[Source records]

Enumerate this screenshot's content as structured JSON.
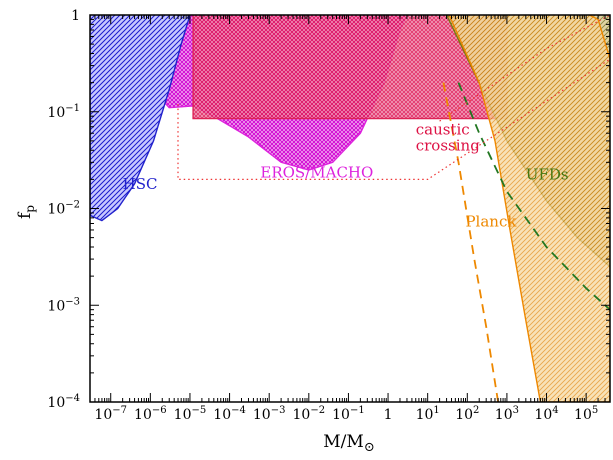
{
  "chart_data": {
    "type": "area",
    "xlabel": "M/M",
    "xlabel_symbol": "⊙",
    "ylabel": "f",
    "ylabel_sub": "p",
    "x_scale": "log",
    "y_scale": "log",
    "xlim": [
      3e-08,
      400000
    ],
    "ylim": [
      0.0001,
      1
    ],
    "x_ticks": [
      {
        "value": 1e-07,
        "base": "10",
        "exp": "−7"
      },
      {
        "value": 1e-06,
        "base": "10",
        "exp": "−6"
      },
      {
        "value": 1e-05,
        "base": "10",
        "exp": "−5"
      },
      {
        "value": 0.0001,
        "base": "10",
        "exp": "−4"
      },
      {
        "value": 0.001,
        "base": "10",
        "exp": "−3"
      },
      {
        "value": 0.01,
        "base": "10",
        "exp": "−2"
      },
      {
        "value": 0.1,
        "base": "10",
        "exp": "−1"
      },
      {
        "value": 1,
        "base": "1",
        "exp": ""
      },
      {
        "value": 10,
        "base": "10",
        "exp": "1"
      },
      {
        "value": 100,
        "base": "10",
        "exp": "2"
      },
      {
        "value": 1000,
        "base": "10",
        "exp": "3"
      },
      {
        "value": 10000,
        "base": "10",
        "exp": "4"
      },
      {
        "value": 100000,
        "base": "10",
        "exp": "5"
      }
    ],
    "y_ticks": [
      {
        "value": 0.0001,
        "base": "10",
        "exp": "−4"
      },
      {
        "value": 0.001,
        "base": "10",
        "exp": "−3"
      },
      {
        "value": 0.01,
        "base": "10",
        "exp": "−2"
      },
      {
        "value": 0.1,
        "base": "10",
        "exp": "−1"
      },
      {
        "value": 1,
        "base": "1",
        "exp": ""
      }
    ],
    "grid": false,
    "regions": [
      {
        "name": "EROS/MACHO",
        "color": "#dd22dd",
        "style": "crosshatch",
        "label": "EROS/MACHO",
        "label_at": [
          0.0006,
          0.021
        ],
        "boundary": [
          [
            3e-08,
            1
          ],
          [
            3e-08,
            0.7
          ],
          [
            2e-07,
            0.45
          ],
          [
            8e-07,
            0.2
          ],
          [
            3e-06,
            0.11
          ],
          [
            1.2e-05,
            0.115
          ],
          [
            5e-05,
            0.085
          ],
          [
            0.0003,
            0.055
          ],
          [
            0.002,
            0.03
          ],
          [
            0.01,
            0.025
          ],
          [
            0.04,
            0.03
          ],
          [
            0.2,
            0.06
          ],
          [
            0.8,
            0.2
          ],
          [
            2,
            0.7
          ],
          [
            3,
            1
          ]
        ]
      },
      {
        "name": "HSC",
        "color": "#2222cc",
        "style": "hatch",
        "label": "HSC",
        "label_at": [
          2e-07,
          0.016
        ],
        "boundary": [
          [
            3e-08,
            1
          ],
          [
            3e-08,
            0.0085
          ],
          [
            6e-08,
            0.0075
          ],
          [
            1.5e-07,
            0.01
          ],
          [
            4e-07,
            0.018
          ],
          [
            1.2e-06,
            0.05
          ],
          [
            3e-06,
            0.17
          ],
          [
            6e-06,
            0.5
          ],
          [
            1e-05,
            1
          ]
        ]
      },
      {
        "name": "caustic crossing",
        "color": "#dd2255",
        "style": "crosshatch",
        "label_lines": [
          "caustic",
          "crossing"
        ],
        "label_at": [
          5,
          0.058
        ],
        "boundary": [
          [
            1.2e-05,
            1
          ],
          [
            1.2e-05,
            0.085
          ],
          [
            1000.0,
            0.085
          ],
          [
            1000.0,
            1
          ]
        ]
      },
      {
        "name": "UFDs",
        "color": "#7a7a10",
        "style": "hatch",
        "label": "UFDs",
        "label_at": [
          3000,
          0.02
        ],
        "boundary": [
          [
            30,
            1
          ],
          [
            1000,
            0.05
          ],
          [
            10000,
            0.012
          ],
          [
            60000,
            0.005
          ],
          [
            400000,
            0.0025
          ],
          [
            400000,
            1
          ]
        ]
      },
      {
        "name": "Planck",
        "color": "#ee8800",
        "style": "hatch",
        "label": "Planck",
        "label_at": [
          90,
          0.0065
        ],
        "boundary": [
          [
            35,
            1
          ],
          [
            200,
            0.2
          ],
          [
            500,
            0.05
          ],
          [
            1200,
            0.006
          ],
          [
            3000,
            0.0007
          ],
          [
            7000,
            0.0001
          ],
          [
            400000,
            0.0001
          ],
          [
            400000,
            0.35
          ],
          [
            200000,
            0.9
          ],
          [
            120000,
            1
          ]
        ]
      }
    ],
    "lines": [
      {
        "name": "Planck dashed",
        "color": "#ee8800",
        "dash": true,
        "points": [
          [
            25,
            0.2
          ],
          [
            60,
            0.03
          ],
          [
            150,
            0.003
          ],
          [
            300,
            0.0006
          ],
          [
            600,
            0.0001
          ]
        ]
      },
      {
        "name": "UFDs dashed",
        "color": "#227722",
        "dash": true,
        "points": [
          [
            60,
            0.2
          ],
          [
            200,
            0.06
          ],
          [
            1000,
            0.015
          ],
          [
            10000,
            0.004
          ],
          [
            100000,
            0.0015
          ],
          [
            400000,
            0.0009
          ]
        ]
      },
      {
        "name": "EROS dotted",
        "color": "#ee3333",
        "dash": "dot",
        "points": [
          [
            5e-06,
            0.12
          ],
          [
            5e-06,
            0.02
          ],
          [
            10,
            0.02
          ],
          [
            400000,
            0.35
          ]
        ]
      },
      {
        "name": "caustic dotted",
        "color": "#ee3333",
        "dash": "dot",
        "points": [
          [
            20,
            0.08
          ],
          [
            10000,
            0.45
          ],
          [
            400000,
            1
          ]
        ]
      }
    ]
  }
}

■ TASK REQUIREMENTS ■
Repeat the data exactly in full, omitting its pictures.

■ WRITTEN RESPONSE ■
Enumerate this screenshot's content as structured JSON.
{
  "chart_data": {
    "type": "area",
    "xlabel": "M/M",
    "xlabel_symbol": "⊙",
    "ylabel": "f",
    "ylabel_sub": "p",
    "x_scale": "log",
    "y_scale": "log",
    "xlim": [
      3e-08,
      400000
    ],
    "ylim": [
      0.0001,
      1
    ],
    "x_ticks": [
      {
        "value": 1e-07,
        "base": "10",
        "exp": "−7"
      },
      {
        "value": 1e-06,
        "base": "10",
        "exp": "−6"
      },
      {
        "value": 1e-05,
        "base": "10",
        "exp": "−5"
      },
      {
        "value": 0.0001,
        "base": "10",
        "exp": "−4"
      },
      {
        "value": 0.001,
        "base": "10",
        "exp": "−3"
      },
      {
        "value": 0.01,
        "base": "10",
        "exp": "−2"
      },
      {
        "value": 0.1,
        "base": "10",
        "exp": "−1"
      },
      {
        "value": 1,
        "base": "1",
        "exp": ""
      },
      {
        "value": 10,
        "base": "10",
        "exp": "1"
      },
      {
        "value": 100,
        "base": "10",
        "exp": "2"
      },
      {
        "value": 1000,
        "base": "10",
        "exp": "3"
      },
      {
        "value": 10000,
        "base": "10",
        "exp": "4"
      },
      {
        "value": 100000,
        "base": "10",
        "exp": "5"
      }
    ],
    "y_ticks": [
      {
        "value": 0.0001,
        "base": "10",
        "exp": "−4"
      },
      {
        "value": 0.001,
        "base": "10",
        "exp": "−3"
      },
      {
        "value": 0.01,
        "base": "10",
        "exp": "−2"
      },
      {
        "value": 0.1,
        "base": "10",
        "exp": "−1"
      },
      {
        "value": 1,
        "base": "1",
        "exp": ""
      }
    ],
    "grid": false,
    "regions": [
      {
        "name": "EROS/MACHO",
        "color": "#dd22dd",
        "style": "crosshatch",
        "label": "EROS/MACHO",
        "label_at": [
          0.0006,
          0.021
        ],
        "boundary": [
          [
            3e-08,
            1
          ],
          [
            3e-08,
            0.7
          ],
          [
            2e-07,
            0.45
          ],
          [
            8e-07,
            0.2
          ],
          [
            3e-06,
            0.11
          ],
          [
            1.2e-05,
            0.115
          ],
          [
            5e-05,
            0.085
          ],
          [
            0.0003,
            0.055
          ],
          [
            0.002,
            0.03
          ],
          [
            0.01,
            0.025
          ],
          [
            0.04,
            0.03
          ],
          [
            0.2,
            0.06
          ],
          [
            0.8,
            0.2
          ],
          [
            2,
            0.7
          ],
          [
            3,
            1
          ]
        ]
      },
      {
        "name": "HSC",
        "color": "#2222cc",
        "style": "hatch",
        "label": "HSC",
        "label_at": [
          2e-07,
          0.016
        ],
        "boundary": [
          [
            3e-08,
            1
          ],
          [
            3e-08,
            0.0085
          ],
          [
            6e-08,
            0.0075
          ],
          [
            1.5e-07,
            0.01
          ],
          [
            4e-07,
            0.018
          ],
          [
            1.2e-06,
            0.05
          ],
          [
            3e-06,
            0.17
          ],
          [
            6e-06,
            0.5
          ],
          [
            1e-05,
            1
          ]
        ]
      },
      {
        "name": "caustic crossing",
        "color": "#dd2255",
        "style": "crosshatch",
        "label_lines": [
          "caustic",
          "crossing"
        ],
        "label_at": [
          5,
          0.058
        ],
        "boundary": [
          [
            1.2e-05,
            1
          ],
          [
            1.2e-05,
            0.085
          ],
          [
            1000.0,
            0.085
          ],
          [
            1000.0,
            1
          ]
        ]
      },
      {
        "name": "UFDs",
        "color": "#7a7a10",
        "style": "hatch",
        "label": "UFDs",
        "label_at": [
          3000,
          0.02
        ],
        "boundary": [
          [
            30,
            1
          ],
          [
            1000,
            0.05
          ],
          [
            10000,
            0.012
          ],
          [
            60000,
            0.005
          ],
          [
            400000,
            0.0025
          ],
          [
            400000,
            1
          ]
        ]
      },
      {
        "name": "Planck",
        "color": "#ee8800",
        "style": "hatch",
        "label": "Planck",
        "label_at": [
          90,
          0.0065
        ],
        "boundary": [
          [
            35,
            1
          ],
          [
            200,
            0.2
          ],
          [
            500,
            0.05
          ],
          [
            1200,
            0.006
          ],
          [
            3000,
            0.0007
          ],
          [
            7000,
            0.0001
          ],
          [
            400000,
            0.0001
          ],
          [
            400000,
            0.35
          ],
          [
            200000,
            0.9
          ],
          [
            120000,
            1
          ]
        ]
      }
    ],
    "lines": [
      {
        "name": "Planck dashed",
        "color": "#ee8800",
        "dash": true,
        "points": [
          [
            25,
            0.2
          ],
          [
            60,
            0.03
          ],
          [
            150,
            0.003
          ],
          [
            300,
            0.0006
          ],
          [
            600,
            0.0001
          ]
        ]
      },
      {
        "name": "UFDs dashed",
        "color": "#227722",
        "dash": true,
        "points": [
          [
            60,
            0.2
          ],
          [
            200,
            0.06
          ],
          [
            1000,
            0.015
          ],
          [
            10000,
            0.004
          ],
          [
            100000,
            0.0015
          ],
          [
            400000,
            0.0009
          ]
        ]
      },
      {
        "name": "EROS dotted",
        "color": "#ee3333",
        "dash": "dot",
        "points": [
          [
            5e-06,
            0.12
          ],
          [
            5e-06,
            0.02
          ],
          [
            10,
            0.02
          ],
          [
            400000,
            0.35
          ]
        ]
      },
      {
        "name": "caustic dotted",
        "color": "#ee3333",
        "dash": "dot",
        "points": [
          [
            20,
            0.08
          ],
          [
            10000,
            0.45
          ],
          [
            400000,
            1
          ]
        ]
      }
    ]
  }
}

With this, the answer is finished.